__What is asked__:
Show every line that has the string "type" in it.

__Given entries__:
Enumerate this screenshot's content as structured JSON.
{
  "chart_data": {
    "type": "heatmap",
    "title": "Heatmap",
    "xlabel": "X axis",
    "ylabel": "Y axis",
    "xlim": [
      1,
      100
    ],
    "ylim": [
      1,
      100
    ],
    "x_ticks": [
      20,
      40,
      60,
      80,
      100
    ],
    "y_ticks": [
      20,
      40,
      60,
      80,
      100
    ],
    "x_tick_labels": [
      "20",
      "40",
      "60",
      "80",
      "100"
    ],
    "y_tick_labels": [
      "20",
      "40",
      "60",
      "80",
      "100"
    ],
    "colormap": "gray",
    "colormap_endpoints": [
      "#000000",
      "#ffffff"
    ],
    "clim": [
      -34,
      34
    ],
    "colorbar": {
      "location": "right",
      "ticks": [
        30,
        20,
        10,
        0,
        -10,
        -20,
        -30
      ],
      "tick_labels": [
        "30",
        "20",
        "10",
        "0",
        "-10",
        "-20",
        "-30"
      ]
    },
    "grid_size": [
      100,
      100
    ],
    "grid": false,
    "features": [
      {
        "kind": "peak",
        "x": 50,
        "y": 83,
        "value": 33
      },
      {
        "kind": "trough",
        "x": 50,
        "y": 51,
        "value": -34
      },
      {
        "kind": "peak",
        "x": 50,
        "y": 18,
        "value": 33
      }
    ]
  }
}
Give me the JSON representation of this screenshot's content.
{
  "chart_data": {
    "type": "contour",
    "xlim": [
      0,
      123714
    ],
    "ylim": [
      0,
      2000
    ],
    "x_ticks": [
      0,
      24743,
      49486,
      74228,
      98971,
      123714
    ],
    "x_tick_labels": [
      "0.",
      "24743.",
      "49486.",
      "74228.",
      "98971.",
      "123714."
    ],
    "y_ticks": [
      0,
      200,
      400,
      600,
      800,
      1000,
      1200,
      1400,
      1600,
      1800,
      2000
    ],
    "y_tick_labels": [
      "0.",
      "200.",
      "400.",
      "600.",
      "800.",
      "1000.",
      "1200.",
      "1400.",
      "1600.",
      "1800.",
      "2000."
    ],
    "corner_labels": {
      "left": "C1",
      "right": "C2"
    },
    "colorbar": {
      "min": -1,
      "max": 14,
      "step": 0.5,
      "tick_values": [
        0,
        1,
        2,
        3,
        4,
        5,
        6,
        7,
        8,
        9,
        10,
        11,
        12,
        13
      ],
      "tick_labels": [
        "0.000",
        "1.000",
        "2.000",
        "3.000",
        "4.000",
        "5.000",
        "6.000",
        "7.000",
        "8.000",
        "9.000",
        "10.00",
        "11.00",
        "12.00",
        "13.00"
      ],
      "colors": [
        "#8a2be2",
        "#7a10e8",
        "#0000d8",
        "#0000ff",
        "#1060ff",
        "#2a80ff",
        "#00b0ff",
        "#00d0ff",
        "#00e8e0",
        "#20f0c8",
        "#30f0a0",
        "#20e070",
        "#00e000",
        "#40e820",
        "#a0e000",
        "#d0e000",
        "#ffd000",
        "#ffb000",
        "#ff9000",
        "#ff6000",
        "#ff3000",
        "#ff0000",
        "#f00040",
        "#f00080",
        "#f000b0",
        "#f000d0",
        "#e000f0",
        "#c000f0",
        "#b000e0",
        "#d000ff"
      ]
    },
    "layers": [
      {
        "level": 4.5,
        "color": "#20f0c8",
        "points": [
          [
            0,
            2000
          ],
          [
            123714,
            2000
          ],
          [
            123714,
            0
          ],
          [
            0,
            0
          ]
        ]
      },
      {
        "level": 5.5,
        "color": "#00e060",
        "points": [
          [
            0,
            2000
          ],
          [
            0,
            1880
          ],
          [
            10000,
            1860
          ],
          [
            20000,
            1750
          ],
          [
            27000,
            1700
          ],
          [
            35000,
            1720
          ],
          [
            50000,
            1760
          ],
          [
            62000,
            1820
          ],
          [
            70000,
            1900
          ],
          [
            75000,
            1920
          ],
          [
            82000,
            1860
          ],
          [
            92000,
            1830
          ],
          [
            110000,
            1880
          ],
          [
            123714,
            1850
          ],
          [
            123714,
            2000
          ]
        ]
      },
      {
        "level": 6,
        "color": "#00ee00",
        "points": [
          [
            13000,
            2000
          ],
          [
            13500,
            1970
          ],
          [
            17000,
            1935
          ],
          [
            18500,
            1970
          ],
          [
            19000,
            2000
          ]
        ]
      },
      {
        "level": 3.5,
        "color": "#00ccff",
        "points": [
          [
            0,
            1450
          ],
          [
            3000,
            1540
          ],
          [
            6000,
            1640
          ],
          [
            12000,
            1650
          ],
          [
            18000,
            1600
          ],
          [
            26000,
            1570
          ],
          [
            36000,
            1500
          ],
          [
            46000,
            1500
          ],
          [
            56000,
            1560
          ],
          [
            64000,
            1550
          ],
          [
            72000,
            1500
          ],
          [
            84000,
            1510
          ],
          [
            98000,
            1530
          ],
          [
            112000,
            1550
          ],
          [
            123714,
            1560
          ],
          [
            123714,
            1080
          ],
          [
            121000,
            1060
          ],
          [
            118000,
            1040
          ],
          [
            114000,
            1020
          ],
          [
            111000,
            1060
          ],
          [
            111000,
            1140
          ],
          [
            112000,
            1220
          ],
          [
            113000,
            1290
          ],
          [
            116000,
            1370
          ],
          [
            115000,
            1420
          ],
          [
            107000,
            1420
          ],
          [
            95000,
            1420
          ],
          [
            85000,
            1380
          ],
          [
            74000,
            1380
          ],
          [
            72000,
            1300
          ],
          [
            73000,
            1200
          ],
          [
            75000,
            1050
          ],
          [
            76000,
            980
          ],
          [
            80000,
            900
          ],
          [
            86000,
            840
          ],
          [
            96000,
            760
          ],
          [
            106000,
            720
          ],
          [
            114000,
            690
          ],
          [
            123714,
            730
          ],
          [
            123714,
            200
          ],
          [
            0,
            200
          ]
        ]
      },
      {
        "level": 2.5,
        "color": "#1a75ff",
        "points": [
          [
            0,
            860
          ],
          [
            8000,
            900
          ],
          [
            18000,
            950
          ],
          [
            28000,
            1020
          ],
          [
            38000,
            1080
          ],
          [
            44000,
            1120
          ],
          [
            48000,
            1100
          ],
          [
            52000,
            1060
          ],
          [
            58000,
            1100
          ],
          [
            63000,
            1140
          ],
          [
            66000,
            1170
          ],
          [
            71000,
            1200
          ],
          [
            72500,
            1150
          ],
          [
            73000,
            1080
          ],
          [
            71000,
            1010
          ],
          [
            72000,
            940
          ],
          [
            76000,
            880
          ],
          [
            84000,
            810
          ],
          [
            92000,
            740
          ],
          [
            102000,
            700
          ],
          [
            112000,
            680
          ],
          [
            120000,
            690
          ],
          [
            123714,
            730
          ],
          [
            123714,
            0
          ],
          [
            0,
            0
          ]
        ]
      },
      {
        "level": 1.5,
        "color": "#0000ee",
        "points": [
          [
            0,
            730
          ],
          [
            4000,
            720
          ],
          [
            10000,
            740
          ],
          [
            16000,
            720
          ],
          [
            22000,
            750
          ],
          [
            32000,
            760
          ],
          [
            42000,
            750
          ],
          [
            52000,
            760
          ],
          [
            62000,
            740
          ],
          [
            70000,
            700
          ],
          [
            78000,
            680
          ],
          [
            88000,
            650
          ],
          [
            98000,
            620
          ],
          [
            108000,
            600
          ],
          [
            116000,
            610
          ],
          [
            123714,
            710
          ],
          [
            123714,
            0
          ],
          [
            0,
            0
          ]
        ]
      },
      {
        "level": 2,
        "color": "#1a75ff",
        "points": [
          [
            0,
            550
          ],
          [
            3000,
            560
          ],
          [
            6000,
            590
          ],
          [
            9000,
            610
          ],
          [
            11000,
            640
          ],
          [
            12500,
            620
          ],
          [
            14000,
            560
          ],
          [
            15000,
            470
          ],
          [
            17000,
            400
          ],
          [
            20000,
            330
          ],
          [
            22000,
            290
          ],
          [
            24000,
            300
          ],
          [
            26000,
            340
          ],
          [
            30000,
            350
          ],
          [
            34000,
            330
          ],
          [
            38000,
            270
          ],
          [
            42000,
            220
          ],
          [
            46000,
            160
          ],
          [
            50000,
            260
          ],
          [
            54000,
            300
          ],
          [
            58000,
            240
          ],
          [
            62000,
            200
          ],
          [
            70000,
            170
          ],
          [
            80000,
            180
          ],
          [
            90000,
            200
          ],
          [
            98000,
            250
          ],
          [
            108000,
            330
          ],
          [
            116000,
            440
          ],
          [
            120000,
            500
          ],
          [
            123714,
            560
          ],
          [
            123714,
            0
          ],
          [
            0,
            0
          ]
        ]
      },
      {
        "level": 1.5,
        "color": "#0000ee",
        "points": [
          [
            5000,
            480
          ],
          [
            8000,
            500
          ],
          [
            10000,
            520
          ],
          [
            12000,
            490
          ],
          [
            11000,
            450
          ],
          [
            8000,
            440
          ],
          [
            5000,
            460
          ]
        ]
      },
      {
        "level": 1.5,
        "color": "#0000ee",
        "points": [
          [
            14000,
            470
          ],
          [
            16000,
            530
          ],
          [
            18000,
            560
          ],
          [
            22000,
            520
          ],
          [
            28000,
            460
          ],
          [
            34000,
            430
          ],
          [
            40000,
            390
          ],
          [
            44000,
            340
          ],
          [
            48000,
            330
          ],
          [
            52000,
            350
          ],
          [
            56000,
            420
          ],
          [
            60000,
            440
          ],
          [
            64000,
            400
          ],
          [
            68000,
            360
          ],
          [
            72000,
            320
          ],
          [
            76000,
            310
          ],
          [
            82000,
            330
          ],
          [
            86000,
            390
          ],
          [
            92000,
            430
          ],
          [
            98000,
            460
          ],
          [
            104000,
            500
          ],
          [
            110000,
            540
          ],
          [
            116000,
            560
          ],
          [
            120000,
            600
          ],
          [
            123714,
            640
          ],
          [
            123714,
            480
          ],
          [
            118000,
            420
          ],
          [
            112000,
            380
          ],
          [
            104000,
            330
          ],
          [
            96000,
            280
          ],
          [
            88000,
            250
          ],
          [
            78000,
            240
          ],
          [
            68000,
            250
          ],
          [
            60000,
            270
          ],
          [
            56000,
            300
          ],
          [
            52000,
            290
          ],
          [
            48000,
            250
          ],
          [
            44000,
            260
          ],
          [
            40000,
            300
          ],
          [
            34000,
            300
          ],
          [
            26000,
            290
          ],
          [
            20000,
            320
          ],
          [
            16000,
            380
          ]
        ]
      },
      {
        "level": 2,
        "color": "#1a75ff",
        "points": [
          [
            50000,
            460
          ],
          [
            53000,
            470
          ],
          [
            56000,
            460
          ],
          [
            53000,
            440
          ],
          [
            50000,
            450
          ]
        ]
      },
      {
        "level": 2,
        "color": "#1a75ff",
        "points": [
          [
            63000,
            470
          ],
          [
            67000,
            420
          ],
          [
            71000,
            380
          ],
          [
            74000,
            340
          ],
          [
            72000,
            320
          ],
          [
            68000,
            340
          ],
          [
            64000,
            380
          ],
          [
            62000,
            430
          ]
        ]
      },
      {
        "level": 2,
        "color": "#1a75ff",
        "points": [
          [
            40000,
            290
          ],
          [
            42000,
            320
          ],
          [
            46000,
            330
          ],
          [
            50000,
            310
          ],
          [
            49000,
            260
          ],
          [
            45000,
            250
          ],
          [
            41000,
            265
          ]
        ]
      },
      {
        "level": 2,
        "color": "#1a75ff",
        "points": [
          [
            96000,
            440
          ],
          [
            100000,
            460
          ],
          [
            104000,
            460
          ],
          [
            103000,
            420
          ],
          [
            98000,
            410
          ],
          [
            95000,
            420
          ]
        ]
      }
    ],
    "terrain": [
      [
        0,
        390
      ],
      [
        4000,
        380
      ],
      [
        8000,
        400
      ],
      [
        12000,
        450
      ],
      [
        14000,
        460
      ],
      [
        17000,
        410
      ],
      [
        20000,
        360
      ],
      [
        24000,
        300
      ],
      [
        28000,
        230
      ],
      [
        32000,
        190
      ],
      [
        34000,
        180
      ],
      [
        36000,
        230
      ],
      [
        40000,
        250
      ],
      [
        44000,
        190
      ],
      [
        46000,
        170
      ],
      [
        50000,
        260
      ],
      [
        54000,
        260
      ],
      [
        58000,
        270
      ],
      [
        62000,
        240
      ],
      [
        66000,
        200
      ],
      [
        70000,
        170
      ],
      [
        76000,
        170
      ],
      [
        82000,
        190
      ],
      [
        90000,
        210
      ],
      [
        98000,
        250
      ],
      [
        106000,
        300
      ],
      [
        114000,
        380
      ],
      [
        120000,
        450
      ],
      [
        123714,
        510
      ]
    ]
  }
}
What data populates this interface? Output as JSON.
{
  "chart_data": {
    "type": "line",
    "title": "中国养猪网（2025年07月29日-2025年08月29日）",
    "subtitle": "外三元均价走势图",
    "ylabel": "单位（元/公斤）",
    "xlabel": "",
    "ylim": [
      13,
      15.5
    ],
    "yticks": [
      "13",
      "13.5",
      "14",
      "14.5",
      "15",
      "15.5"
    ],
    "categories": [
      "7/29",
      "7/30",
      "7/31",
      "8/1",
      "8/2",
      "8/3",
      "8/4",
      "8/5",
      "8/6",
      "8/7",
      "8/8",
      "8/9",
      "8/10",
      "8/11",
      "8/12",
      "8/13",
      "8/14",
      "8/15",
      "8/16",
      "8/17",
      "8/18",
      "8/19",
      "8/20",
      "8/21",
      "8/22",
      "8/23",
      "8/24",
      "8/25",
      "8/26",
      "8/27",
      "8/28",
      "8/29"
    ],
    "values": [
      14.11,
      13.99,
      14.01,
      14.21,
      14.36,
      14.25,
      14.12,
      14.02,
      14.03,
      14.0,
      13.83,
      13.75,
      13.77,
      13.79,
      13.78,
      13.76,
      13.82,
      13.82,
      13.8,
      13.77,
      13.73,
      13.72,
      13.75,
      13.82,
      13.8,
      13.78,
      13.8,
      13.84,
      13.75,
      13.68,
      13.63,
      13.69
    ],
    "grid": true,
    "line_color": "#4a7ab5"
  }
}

__Expected output__:
    "type": "heatmap",
    "type": "contour",
    "type": "line",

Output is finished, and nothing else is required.